[PROMPT] Word for word, repeat the entries, minus the pictures.

[STORED DATA]
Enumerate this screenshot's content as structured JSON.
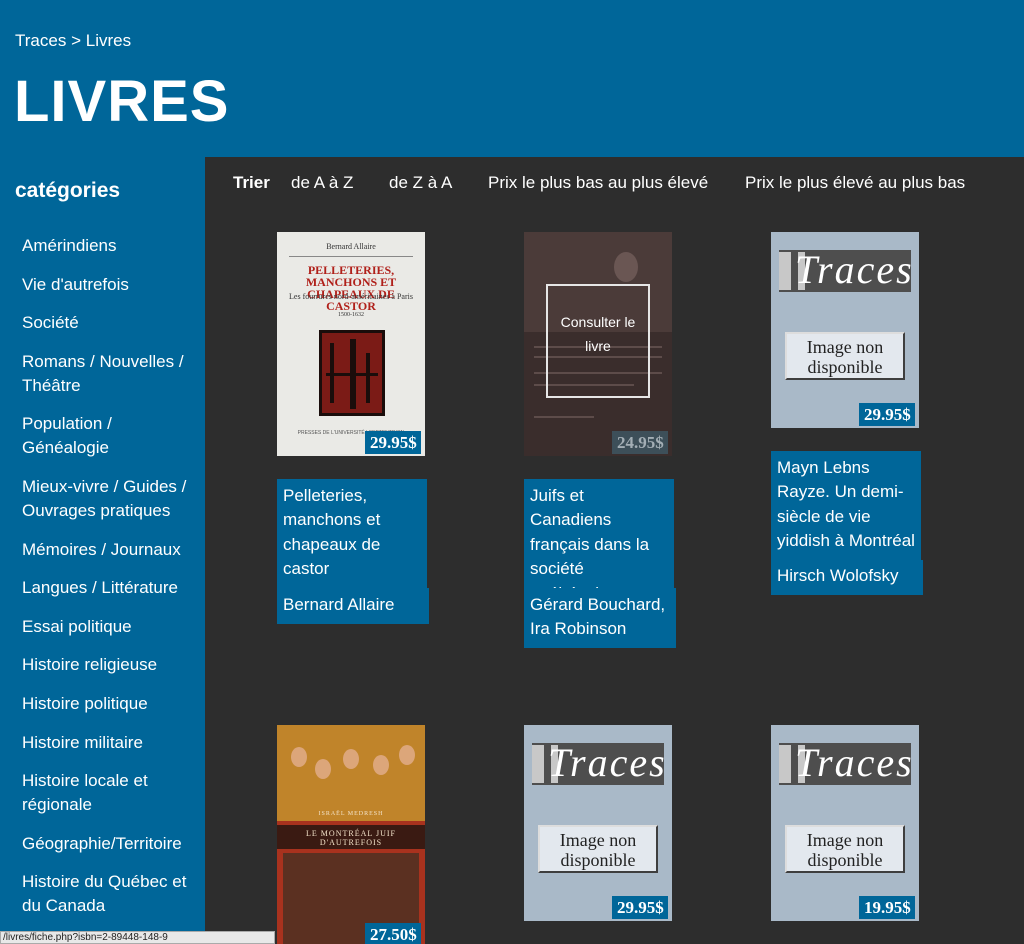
{
  "breadcrumb": {
    "home": "Traces",
    "separator": ">",
    "current": "Livres"
  },
  "page_title": "LIVRES",
  "sidebar": {
    "title": "catégories",
    "items": [
      "Amérindiens",
      "Vie d'autrefois",
      "Société",
      "Romans / Nouvelles / Théâtre",
      "Population / Généalogie",
      "Mieux-vivre / Guides / Ouvrages pratiques",
      "Mémoires / Journaux",
      "Langues / Littérature",
      "Essai politique",
      "Histoire religieuse",
      "Histoire politique",
      "Histoire militaire",
      "Histoire locale et régionale",
      "Géographie/Territoire",
      "Histoire du Québec et du Canada"
    ]
  },
  "sort": {
    "label": "Trier",
    "a_to_z": "de A à Z",
    "z_to_a": "de Z à A",
    "price_asc": "Prix le plus bas au plus élevé",
    "price_desc": "Prix le plus élevé au plus bas"
  },
  "books": [
    {
      "title": "Pelleteries, manchons et chapeaux de castor",
      "author": "Bernard Allaire",
      "price": "29.95$",
      "cover": {
        "author": "Bernard Allaire",
        "title": "PELLETERIES, MANCHONS ET CHAPEAUX DE CASTOR",
        "subtitle": "Les fourrures nord-américaines à Paris",
        "years": "1500-1632",
        "publisher": "PRESSES DE L'UNIVERSITÉ | SEPTENTRION"
      }
    },
    {
      "title": "Juifs et Canadiens français dans la société québécoise",
      "author": "Gérard Bouchard, Ira Robinson",
      "price": "24.95$",
      "hover": "Consulter le livre"
    },
    {
      "title": "Mayn Lebns Rayze. Un demi-siècle de vie yiddish à Montréal",
      "author": "Hirsch Wolofsky",
      "price": "29.95$",
      "placeholder": "Image non disponible",
      "logo": "Traces"
    },
    {
      "price": "27.50$",
      "cover": {
        "author": "ISRAËL MEDRESH",
        "title": "LE MONTRÉAL JUIF D'AUTREFOIS"
      }
    },
    {
      "price": "29.95$",
      "placeholder": "Image non disponible",
      "logo": "Traces"
    },
    {
      "price": "19.95$",
      "placeholder": "Image non disponible",
      "logo": "Traces"
    }
  ],
  "status_url": "/livres/fiche.php?isbn=2-89448-148-9",
  "colors": {
    "brand_blue": "#006699",
    "content_bg": "#2d2d2d"
  }
}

[RESULT OF THIS TASK]
Enumerate this screenshot's content as structured JSON.
{
  "breadcrumb": {
    "home": "Traces",
    "separator": ">",
    "current": "Livres"
  },
  "page_title": "LIVRES",
  "sidebar": {
    "title": "catégories",
    "items": [
      "Amérindiens",
      "Vie d'autrefois",
      "Société",
      "Romans / Nouvelles / Théâtre",
      "Population / Généalogie",
      "Mieux-vivre / Guides / Ouvrages pratiques",
      "Mémoires / Journaux",
      "Langues / Littérature",
      "Essai politique",
      "Histoire religieuse",
      "Histoire politique",
      "Histoire militaire",
      "Histoire locale et régionale",
      "Géographie/Territoire",
      "Histoire du Québec et du Canada"
    ]
  },
  "sort": {
    "label": "Trier",
    "a_to_z": "de A à Z",
    "z_to_a": "de Z à A",
    "price_asc": "Prix le plus bas au plus élevé",
    "price_desc": "Prix le plus élevé au plus bas"
  },
  "books": [
    {
      "title": "Pelleteries, manchons et chapeaux de castor",
      "author": "Bernard Allaire",
      "price": "29.95$",
      "cover": {
        "author": "Bernard Allaire",
        "title": "PELLETERIES, MANCHONS ET CHAPEAUX DE CASTOR",
        "subtitle": "Les fourrures nord-américaines à Paris",
        "years": "1500-1632",
        "publisher": "PRESSES DE L'UNIVERSITÉ | SEPTENTRION"
      }
    },
    {
      "title": "Juifs et Canadiens français dans la société québécoise",
      "author": "Gérard Bouchard, Ira Robinson",
      "price": "24.95$",
      "hover": "Consulter le livre"
    },
    {
      "title": "Mayn Lebns Rayze. Un demi-siècle de vie yiddish à Montréal",
      "author": "Hirsch Wolofsky",
      "price": "29.95$",
      "placeholder": "Image non disponible",
      "logo": "Traces"
    },
    {
      "price": "27.50$",
      "cover": {
        "author": "ISRAËL MEDRESH",
        "title": "LE MONTRÉAL JUIF D'AUTREFOIS"
      }
    },
    {
      "price": "29.95$",
      "placeholder": "Image non disponible",
      "logo": "Traces"
    },
    {
      "price": "19.95$",
      "placeholder": "Image non disponible",
      "logo": "Traces"
    }
  ],
  "status_url": "/livres/fiche.php?isbn=2-89448-148-9",
  "colors": {
    "brand_blue": "#006699",
    "content_bg": "#2d2d2d"
  }
}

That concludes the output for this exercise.